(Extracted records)
________________________

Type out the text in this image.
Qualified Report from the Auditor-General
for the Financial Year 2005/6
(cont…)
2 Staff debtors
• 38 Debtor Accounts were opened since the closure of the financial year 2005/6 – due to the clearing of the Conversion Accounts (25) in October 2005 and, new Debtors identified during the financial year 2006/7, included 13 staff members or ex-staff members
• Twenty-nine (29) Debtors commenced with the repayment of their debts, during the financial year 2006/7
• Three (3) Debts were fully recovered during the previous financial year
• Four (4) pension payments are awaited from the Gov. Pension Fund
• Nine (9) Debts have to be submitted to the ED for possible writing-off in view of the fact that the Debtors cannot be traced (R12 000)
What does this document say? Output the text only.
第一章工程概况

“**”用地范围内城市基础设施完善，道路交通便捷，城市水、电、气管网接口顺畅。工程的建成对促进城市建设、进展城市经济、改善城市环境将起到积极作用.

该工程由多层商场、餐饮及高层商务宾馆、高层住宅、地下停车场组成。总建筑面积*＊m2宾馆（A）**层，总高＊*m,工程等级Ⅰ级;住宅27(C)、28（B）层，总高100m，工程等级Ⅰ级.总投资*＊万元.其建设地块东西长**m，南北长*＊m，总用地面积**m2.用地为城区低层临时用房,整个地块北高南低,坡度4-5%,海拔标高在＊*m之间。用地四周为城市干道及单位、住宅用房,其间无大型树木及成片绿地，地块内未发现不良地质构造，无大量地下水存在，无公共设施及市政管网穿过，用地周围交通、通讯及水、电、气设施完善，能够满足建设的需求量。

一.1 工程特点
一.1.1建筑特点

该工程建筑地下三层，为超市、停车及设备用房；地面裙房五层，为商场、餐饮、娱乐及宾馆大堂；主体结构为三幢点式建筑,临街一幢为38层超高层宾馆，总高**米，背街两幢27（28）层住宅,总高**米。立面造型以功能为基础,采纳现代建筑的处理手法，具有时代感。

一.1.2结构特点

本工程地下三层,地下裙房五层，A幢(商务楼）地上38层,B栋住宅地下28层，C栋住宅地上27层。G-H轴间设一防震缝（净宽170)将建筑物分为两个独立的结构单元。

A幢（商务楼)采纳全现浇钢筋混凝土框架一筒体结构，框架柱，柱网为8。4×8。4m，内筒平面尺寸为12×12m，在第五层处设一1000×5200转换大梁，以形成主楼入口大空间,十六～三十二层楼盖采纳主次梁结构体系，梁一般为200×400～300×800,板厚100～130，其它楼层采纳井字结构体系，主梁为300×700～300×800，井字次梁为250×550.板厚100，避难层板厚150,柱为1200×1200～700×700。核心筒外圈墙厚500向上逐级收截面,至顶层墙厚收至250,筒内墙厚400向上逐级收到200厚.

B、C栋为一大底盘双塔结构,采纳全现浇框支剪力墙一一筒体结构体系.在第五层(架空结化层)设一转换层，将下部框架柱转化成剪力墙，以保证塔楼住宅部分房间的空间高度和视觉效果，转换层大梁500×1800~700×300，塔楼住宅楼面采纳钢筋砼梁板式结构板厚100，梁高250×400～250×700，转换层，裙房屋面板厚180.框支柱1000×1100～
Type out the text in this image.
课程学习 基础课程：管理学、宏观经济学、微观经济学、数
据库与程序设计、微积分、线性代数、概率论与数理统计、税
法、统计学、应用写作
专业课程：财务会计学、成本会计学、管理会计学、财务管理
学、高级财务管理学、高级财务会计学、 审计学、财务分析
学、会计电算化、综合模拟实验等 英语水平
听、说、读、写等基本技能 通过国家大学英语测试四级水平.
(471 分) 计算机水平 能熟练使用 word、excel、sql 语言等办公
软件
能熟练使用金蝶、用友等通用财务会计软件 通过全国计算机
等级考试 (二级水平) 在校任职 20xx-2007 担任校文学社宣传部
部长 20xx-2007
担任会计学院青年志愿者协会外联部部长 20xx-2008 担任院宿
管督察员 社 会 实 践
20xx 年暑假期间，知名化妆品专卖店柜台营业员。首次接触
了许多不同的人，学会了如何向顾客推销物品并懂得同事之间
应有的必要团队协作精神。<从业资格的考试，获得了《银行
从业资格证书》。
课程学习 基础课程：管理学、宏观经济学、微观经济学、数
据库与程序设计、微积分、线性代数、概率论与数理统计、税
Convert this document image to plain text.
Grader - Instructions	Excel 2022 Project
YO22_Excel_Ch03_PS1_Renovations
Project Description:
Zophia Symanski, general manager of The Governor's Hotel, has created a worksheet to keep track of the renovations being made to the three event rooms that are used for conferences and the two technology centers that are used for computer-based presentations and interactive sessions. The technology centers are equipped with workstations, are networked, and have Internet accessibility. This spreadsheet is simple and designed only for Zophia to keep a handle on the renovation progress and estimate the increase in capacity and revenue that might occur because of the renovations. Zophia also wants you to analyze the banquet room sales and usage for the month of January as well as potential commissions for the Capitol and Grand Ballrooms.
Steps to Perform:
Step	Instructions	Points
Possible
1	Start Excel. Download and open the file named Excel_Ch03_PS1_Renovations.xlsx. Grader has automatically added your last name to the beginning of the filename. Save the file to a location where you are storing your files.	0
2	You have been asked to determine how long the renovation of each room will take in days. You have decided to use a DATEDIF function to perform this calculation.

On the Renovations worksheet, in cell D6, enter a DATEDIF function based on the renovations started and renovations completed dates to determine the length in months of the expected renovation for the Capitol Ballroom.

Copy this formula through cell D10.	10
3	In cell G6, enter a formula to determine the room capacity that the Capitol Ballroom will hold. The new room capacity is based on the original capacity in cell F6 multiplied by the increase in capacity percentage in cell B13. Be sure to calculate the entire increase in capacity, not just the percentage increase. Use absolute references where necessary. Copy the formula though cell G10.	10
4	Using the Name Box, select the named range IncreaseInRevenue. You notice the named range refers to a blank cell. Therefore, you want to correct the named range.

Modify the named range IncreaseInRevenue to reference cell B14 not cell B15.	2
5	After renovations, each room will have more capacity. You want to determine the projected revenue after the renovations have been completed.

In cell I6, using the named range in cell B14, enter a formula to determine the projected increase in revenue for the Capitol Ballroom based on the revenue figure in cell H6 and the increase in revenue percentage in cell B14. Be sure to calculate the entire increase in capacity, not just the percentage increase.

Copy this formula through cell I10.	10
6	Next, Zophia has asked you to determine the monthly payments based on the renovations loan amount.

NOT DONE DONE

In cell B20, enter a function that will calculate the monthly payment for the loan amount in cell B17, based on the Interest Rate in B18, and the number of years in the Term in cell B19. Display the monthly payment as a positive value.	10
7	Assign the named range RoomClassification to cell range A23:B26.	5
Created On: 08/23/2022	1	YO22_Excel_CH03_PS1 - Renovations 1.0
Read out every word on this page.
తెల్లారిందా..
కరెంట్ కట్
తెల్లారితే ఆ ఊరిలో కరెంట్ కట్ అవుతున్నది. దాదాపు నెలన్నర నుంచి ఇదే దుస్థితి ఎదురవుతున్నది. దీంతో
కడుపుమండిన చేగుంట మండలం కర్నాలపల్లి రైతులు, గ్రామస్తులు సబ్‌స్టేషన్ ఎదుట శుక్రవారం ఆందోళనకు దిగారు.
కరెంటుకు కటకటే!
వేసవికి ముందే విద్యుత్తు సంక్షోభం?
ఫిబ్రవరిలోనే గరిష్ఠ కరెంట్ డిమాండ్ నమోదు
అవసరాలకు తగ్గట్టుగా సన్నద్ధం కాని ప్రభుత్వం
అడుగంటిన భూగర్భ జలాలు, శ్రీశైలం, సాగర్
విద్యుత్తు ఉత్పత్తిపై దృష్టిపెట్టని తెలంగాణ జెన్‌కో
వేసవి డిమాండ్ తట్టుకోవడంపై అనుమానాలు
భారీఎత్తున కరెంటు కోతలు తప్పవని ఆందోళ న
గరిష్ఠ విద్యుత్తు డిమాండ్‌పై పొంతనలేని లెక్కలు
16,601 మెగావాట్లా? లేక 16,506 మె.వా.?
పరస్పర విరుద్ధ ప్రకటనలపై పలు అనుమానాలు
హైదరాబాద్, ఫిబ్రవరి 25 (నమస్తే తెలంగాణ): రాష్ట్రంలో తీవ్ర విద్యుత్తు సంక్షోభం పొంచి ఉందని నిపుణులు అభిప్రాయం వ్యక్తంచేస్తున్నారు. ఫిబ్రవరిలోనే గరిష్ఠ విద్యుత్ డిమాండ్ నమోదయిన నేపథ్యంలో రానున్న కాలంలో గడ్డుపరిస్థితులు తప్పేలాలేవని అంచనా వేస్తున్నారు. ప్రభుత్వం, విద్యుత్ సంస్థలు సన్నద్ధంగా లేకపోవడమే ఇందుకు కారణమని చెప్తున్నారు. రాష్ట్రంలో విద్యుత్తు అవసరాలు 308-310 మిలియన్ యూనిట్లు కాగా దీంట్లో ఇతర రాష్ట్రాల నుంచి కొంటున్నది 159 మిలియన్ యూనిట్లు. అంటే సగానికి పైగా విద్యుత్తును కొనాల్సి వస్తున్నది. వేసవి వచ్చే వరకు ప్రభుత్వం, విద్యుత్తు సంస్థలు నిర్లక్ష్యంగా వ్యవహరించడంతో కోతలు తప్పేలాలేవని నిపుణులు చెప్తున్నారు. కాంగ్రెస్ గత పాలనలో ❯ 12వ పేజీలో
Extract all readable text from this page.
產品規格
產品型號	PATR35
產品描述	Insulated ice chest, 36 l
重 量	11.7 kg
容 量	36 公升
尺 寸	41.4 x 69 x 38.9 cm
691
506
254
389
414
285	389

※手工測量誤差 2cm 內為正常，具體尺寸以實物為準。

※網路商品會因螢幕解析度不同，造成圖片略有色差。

________________________

WORK REQUIRED
Count each line of the entries that holds the word "from", then state the total and nothing more.

REPLY
3